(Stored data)
-- -- --

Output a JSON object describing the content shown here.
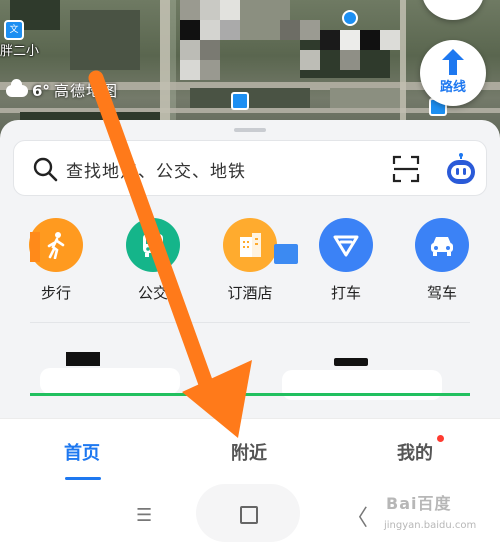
{
  "map": {
    "school_label": "胖二小",
    "weather_temp": "6°",
    "amap_logo": "高德地图",
    "route_label": "路线",
    "poi_glyph": "文"
  },
  "search": {
    "placeholder": "查找地点、公交、地铁"
  },
  "quick_actions": [
    {
      "label": "步行",
      "icon": "walk-icon",
      "color": "#ff9a1f"
    },
    {
      "label": "公交",
      "icon": "bus-icon",
      "color": "#15b58a"
    },
    {
      "label": "订酒店",
      "icon": "hotel-icon",
      "color": "#ffab2e"
    },
    {
      "label": "打车",
      "icon": "taxi-icon",
      "color": "#3b82f6"
    },
    {
      "label": "驾车",
      "icon": "car-icon",
      "color": "#3b82f6"
    }
  ],
  "tabs": [
    {
      "label": "首页",
      "active": true
    },
    {
      "label": "附近",
      "active": false
    },
    {
      "label": "我的",
      "active": false
    }
  ],
  "system_nav": {
    "menu_glyph": "☰",
    "back_glyph": "〈"
  },
  "watermark": {
    "main": "Bai百度",
    "sub": "jingyan.baidu.com"
  },
  "colors": {
    "accent": "#1e78f0",
    "annotation_arrow": "#ff7a1a",
    "badge_red": "#ff3b30"
  }
}
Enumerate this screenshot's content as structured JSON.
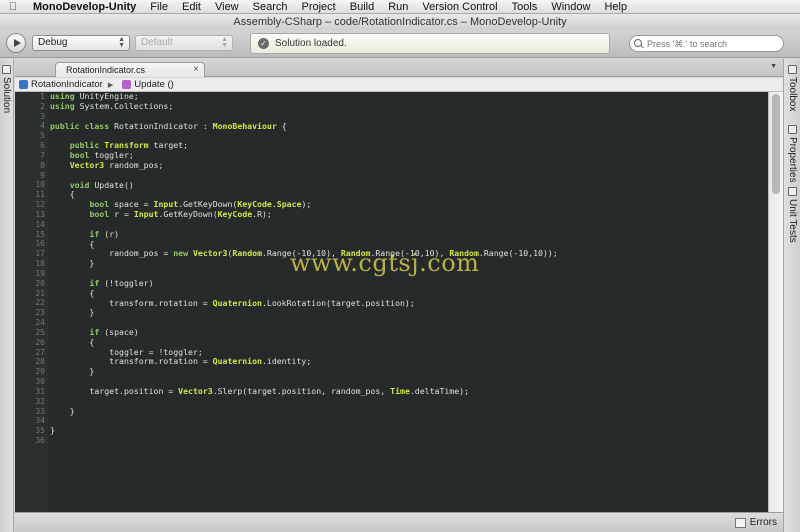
{
  "menubar": {
    "apple": "",
    "app_name": "MonoDevelop-Unity",
    "items": [
      "File",
      "Edit",
      "View",
      "Search",
      "Project",
      "Build",
      "Run",
      "Version Control",
      "Tools",
      "Window",
      "Help"
    ]
  },
  "window": {
    "title": "Assembly-CSharp – code/RotationIndicator.cs – MonoDevelop-Unity"
  },
  "toolbar": {
    "config_value": "Debug",
    "platform_value": "Default",
    "status_message": "Solution loaded.",
    "search_placeholder": "Press '⌘.' to search"
  },
  "pads": {
    "left": [
      "Solution"
    ],
    "right": [
      "Toolbox",
      "Properties",
      "Unit Tests"
    ]
  },
  "tabs": [
    {
      "label": "RotationIndicator.cs",
      "close": "×"
    }
  ],
  "breadcrumb": {
    "class_name": "RotationIndicator",
    "sep": "▶",
    "method_name": "Update ()"
  },
  "editor": {
    "line_numbers": [
      "1",
      "2",
      "3",
      "4",
      "5",
      "6",
      "7",
      "8",
      "9",
      "10",
      "11",
      "12",
      "13",
      "14",
      "15",
      "16",
      "17",
      "18",
      "19",
      "20",
      "21",
      "22",
      "23",
      "24",
      "25",
      "26",
      "27",
      "28",
      "29",
      "30",
      "31",
      "32",
      "33",
      "34",
      "35",
      "36"
    ]
  },
  "watermark": "www.cgtsj.com",
  "statusbar": {
    "errors_label": "Errors"
  },
  "colors": {
    "editor_bg": "#262a2b",
    "keyword": "#93c763",
    "type": "#d2e641",
    "text": "#e0e0d6"
  }
}
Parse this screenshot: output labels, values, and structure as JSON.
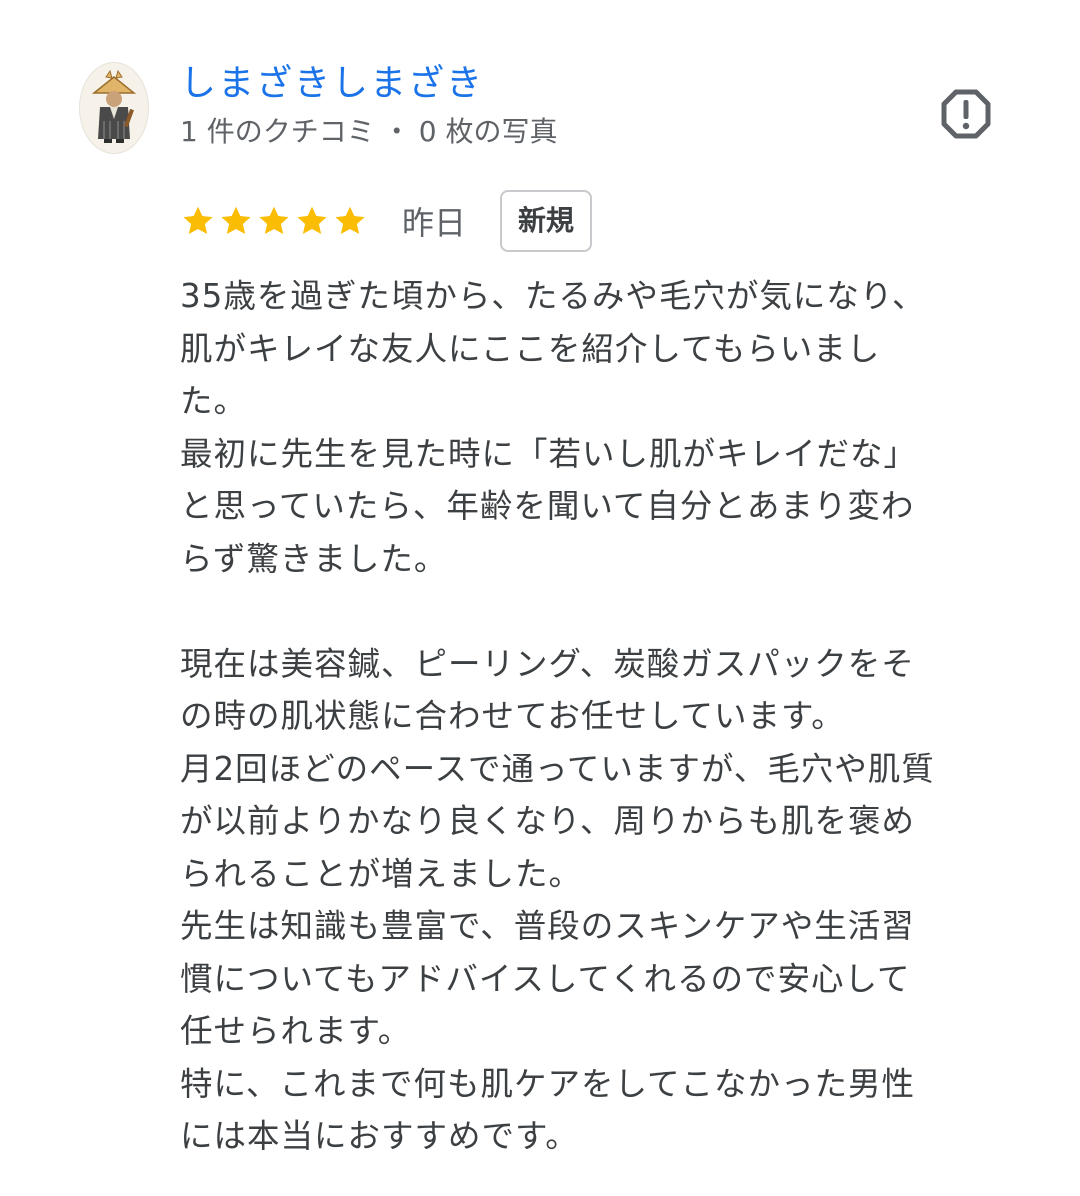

-- -- --

Short problem: Transcribe the full listing character for character. Pictures are excluded.

Answer to the exercise:
Output a JSON object describing the content shown here.
{
  "map": {
    "school_label": "胖二小",
    "weather_temp": "6°",
    "amap_logo": "高德地图",
    "route_label": "路线",
    "poi_glyph": "文"
  },
  "search": {
    "placeholder": "查找地点、公交、地铁"
  },
  "quick_actions": [
    {
      "label": "步行",
      "icon": "walk-icon",
      "color": "#ff9a1f"
    },
    {
      "label": "公交",
      "icon": "bus-icon",
      "color": "#15b58a"
    },
    {
      "label": "订酒店",
      "icon": "hotel-icon",
      "color": "#ffab2e"
    },
    {
      "label": "打车",
      "icon": "taxi-icon",
      "color": "#3b82f6"
    },
    {
      "label": "驾车",
      "icon": "car-icon",
      "color": "#3b82f6"
    }
  ],
  "tabs": [
    {
      "label": "首页",
      "active": true
    },
    {
      "label": "附近",
      "active": false
    },
    {
      "label": "我的",
      "active": false
    }
  ],
  "system_nav": {
    "menu_glyph": "☰",
    "back_glyph": "〈"
  },
  "watermark": {
    "main": "Bai百度",
    "sub": "jingyan.baidu.com"
  },
  "colors": {
    "accent": "#1e78f0",
    "annotation_arrow": "#ff7a1a",
    "badge_red": "#ff3b30"
  }
}
Enumerate this screenshot's content as structured JSON.
{
  "menubar": {
    "apple": "",
    "app_name": "MonoDevelop-Unity",
    "items": [
      "File",
      "Edit",
      "View",
      "Search",
      "Project",
      "Build",
      "Run",
      "Version Control",
      "Tools",
      "Window",
      "Help"
    ]
  },
  "window": {
    "title": "Assembly-CSharp – code/RotationIndicator.cs – MonoDevelop-Unity"
  },
  "toolbar": {
    "config_value": "Debug",
    "platform_value": "Default",
    "status_message": "Solution loaded.",
    "search_placeholder": "Press '⌘.' to search"
  },
  "pads": {
    "left": [
      "Solution"
    ],
    "right": [
      "Toolbox",
      "Properties",
      "Unit Tests"
    ]
  },
  "tabs": [
    {
      "label": "RotationIndicator.cs",
      "close": "×"
    }
  ],
  "breadcrumb": {
    "class_name": "RotationIndicator",
    "sep": "▶",
    "method_name": "Update ()"
  },
  "editor": {
    "line_numbers": [
      "1",
      "2",
      "3",
      "4",
      "5",
      "6",
      "7",
      "8",
      "9",
      "10",
      "11",
      "12",
      "13",
      "14",
      "15",
      "16",
      "17",
      "18",
      "19",
      "20",
      "21",
      "22",
      "23",
      "24",
      "25",
      "26",
      "27",
      "28",
      "29",
      "30",
      "31",
      "32",
      "33",
      "34",
      "35",
      "36"
    ]
  },
  "watermark": "www.cgtsj.com",
  "statusbar": {
    "errors_label": "Errors"
  },
  "colors": {
    "editor_bg": "#262a2b",
    "keyword": "#93c763",
    "type": "#d2e641",
    "text": "#e0e0d6"
  }
}
Parse this screenshot: output labels, values, and structure as JSON.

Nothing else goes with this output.